INFORMATION SHOWN:
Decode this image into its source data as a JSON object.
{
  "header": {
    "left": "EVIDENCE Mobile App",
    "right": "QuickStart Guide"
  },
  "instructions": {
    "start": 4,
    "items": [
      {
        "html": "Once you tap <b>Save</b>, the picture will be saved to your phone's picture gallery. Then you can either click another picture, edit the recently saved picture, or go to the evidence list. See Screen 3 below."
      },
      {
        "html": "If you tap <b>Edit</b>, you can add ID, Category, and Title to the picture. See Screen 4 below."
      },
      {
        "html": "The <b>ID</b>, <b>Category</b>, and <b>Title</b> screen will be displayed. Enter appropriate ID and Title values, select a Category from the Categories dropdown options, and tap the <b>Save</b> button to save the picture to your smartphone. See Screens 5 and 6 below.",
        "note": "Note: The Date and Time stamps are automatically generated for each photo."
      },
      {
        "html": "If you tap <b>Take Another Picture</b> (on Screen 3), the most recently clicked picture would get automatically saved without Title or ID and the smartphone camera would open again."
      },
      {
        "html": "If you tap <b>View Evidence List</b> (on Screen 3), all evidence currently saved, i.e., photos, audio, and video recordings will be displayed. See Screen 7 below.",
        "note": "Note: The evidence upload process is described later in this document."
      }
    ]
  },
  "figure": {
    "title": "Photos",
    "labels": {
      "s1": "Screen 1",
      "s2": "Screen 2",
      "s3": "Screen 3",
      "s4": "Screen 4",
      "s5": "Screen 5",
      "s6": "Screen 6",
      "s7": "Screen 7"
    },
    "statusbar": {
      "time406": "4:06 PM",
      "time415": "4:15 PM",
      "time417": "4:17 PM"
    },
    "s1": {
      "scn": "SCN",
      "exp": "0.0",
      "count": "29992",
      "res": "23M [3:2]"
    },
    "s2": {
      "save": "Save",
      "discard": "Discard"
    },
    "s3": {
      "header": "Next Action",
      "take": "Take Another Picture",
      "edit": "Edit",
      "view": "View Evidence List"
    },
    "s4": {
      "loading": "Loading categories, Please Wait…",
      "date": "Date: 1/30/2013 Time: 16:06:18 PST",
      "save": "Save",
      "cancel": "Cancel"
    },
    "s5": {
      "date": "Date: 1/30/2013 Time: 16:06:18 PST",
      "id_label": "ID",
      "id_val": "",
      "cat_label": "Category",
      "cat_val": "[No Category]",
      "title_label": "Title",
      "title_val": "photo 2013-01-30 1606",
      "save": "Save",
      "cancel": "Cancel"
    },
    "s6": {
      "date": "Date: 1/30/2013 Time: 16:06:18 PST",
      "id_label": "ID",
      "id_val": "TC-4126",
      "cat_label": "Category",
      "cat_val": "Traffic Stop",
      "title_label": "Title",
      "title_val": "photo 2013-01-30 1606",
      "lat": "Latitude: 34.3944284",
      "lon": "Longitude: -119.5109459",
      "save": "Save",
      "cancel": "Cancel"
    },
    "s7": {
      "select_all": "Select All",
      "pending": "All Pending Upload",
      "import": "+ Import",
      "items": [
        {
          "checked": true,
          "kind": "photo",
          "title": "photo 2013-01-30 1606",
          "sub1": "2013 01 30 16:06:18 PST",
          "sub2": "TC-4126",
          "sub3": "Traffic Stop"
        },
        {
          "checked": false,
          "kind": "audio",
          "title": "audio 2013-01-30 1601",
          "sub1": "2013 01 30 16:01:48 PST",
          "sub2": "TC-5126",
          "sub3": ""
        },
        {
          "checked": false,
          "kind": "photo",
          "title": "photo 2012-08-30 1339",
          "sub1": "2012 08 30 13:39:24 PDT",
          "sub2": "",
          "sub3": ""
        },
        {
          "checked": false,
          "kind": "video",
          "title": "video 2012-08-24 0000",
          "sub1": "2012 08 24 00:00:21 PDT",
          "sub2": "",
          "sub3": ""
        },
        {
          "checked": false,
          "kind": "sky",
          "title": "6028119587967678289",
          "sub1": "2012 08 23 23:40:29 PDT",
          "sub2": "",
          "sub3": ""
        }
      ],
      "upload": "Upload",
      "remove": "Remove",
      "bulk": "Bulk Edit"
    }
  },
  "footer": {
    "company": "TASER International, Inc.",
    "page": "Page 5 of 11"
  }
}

YOUR OBJECTIVE: In full and verbatim, repeat the records given above.

SOLUTION FOR THIS TASK:
Decode this image into its source data as a JSON object.
{
  "header": {
    "left": "EVIDENCE Mobile App",
    "right": "QuickStart Guide"
  },
  "instructions": {
    "start": 4,
    "items": [
      {
        "html": "Once you tap <b>Save</b>, the picture will be saved to your phone's picture gallery. Then you can either click another picture, edit the recently saved picture, or go to the evidence list. See Screen 3 below."
      },
      {
        "html": "If you tap <b>Edit</b>, you can add ID, Category, and Title to the picture. See Screen 4 below."
      },
      {
        "html": "The <b>ID</b>, <b>Category</b>, and <b>Title</b> screen will be displayed. Enter appropriate ID and Title values, select a Category from the Categories dropdown options, and tap the <b>Save</b> button to save the picture to your smartphone. See Screens 5 and 6 below.",
        "note": "Note: The Date and Time stamps are automatically generated for each photo."
      },
      {
        "html": "If you tap <b>Take Another Picture</b> (on Screen 3), the most recently clicked picture would get automatically saved without Title or ID and the smartphone camera would open again."
      },
      {
        "html": "If you tap <b>View Evidence List</b> (on Screen 3), all evidence currently saved, i.e., photos, audio, and video recordings will be displayed. See Screen 7 below.",
        "note": "Note: The evidence upload process is described later in this document."
      }
    ]
  },
  "figure": {
    "title": "Photos",
    "labels": {
      "s1": "Screen 1",
      "s2": "Screen 2",
      "s3": "Screen 3",
      "s4": "Screen 4",
      "s5": "Screen 5",
      "s6": "Screen 6",
      "s7": "Screen 7"
    },
    "statusbar": {
      "time406": "4:06 PM",
      "time415": "4:15 PM",
      "time417": "4:17 PM"
    },
    "s1": {
      "scn": "SCN",
      "exp": "0.0",
      "count": "29992",
      "res": "23M [3:2]"
    },
    "s2": {
      "save": "Save",
      "discard": "Discard"
    },
    "s3": {
      "header": "Next Action",
      "take": "Take Another Picture",
      "edit": "Edit",
      "view": "View Evidence List"
    },
    "s4": {
      "loading": "Loading categories, Please Wait…",
      "date": "Date: 1/30/2013 Time: 16:06:18 PST",
      "save": "Save",
      "cancel": "Cancel"
    },
    "s5": {
      "date": "Date: 1/30/2013 Time: 16:06:18 PST",
      "id_label": "ID",
      "id_val": "",
      "cat_label": "Category",
      "cat_val": "[No Category]",
      "title_label": "Title",
      "title_val": "photo 2013-01-30 1606",
      "save": "Save",
      "cancel": "Cancel"
    },
    "s6": {
      "date": "Date: 1/30/2013 Time: 16:06:18 PST",
      "id_label": "ID",
      "id_val": "TC-4126",
      "cat_label": "Category",
      "cat_val": "Traffic Stop",
      "title_label": "Title",
      "title_val": "photo 2013-01-30 1606",
      "lat": "Latitude: 34.3944284",
      "lon": "Longitude: -119.5109459",
      "save": "Save",
      "cancel": "Cancel"
    },
    "s7": {
      "select_all": "Select All",
      "pending": "All Pending Upload",
      "import": "+ Import",
      "items": [
        {
          "checked": true,
          "kind": "photo",
          "title": "photo 2013-01-30 1606",
          "sub1": "2013 01 30 16:06:18 PST",
          "sub2": "TC-4126",
          "sub3": "Traffic Stop"
        },
        {
          "checked": false,
          "kind": "audio",
          "title": "audio 2013-01-30 1601",
          "sub1": "2013 01 30 16:01:48 PST",
          "sub2": "TC-5126",
          "sub3": ""
        },
        {
          "checked": false,
          "kind": "photo",
          "title": "photo 2012-08-30 1339",
          "sub1": "2012 08 30 13:39:24 PDT",
          "sub2": "",
          "sub3": ""
        },
        {
          "checked": false,
          "kind": "video",
          "title": "video 2012-08-24 0000",
          "sub1": "2012 08 24 00:00:21 PDT",
          "sub2": "",
          "sub3": ""
        },
        {
          "checked": false,
          "kind": "sky",
          "title": "6028119587967678289",
          "sub1": "2012 08 23 23:40:29 PDT",
          "sub2": "",
          "sub3": ""
        }
      ],
      "upload": "Upload",
      "remove": "Remove",
      "bulk": "Bulk Edit"
    }
  },
  "footer": {
    "company": "TASER International, Inc.",
    "page": "Page 5 of 11"
  }
}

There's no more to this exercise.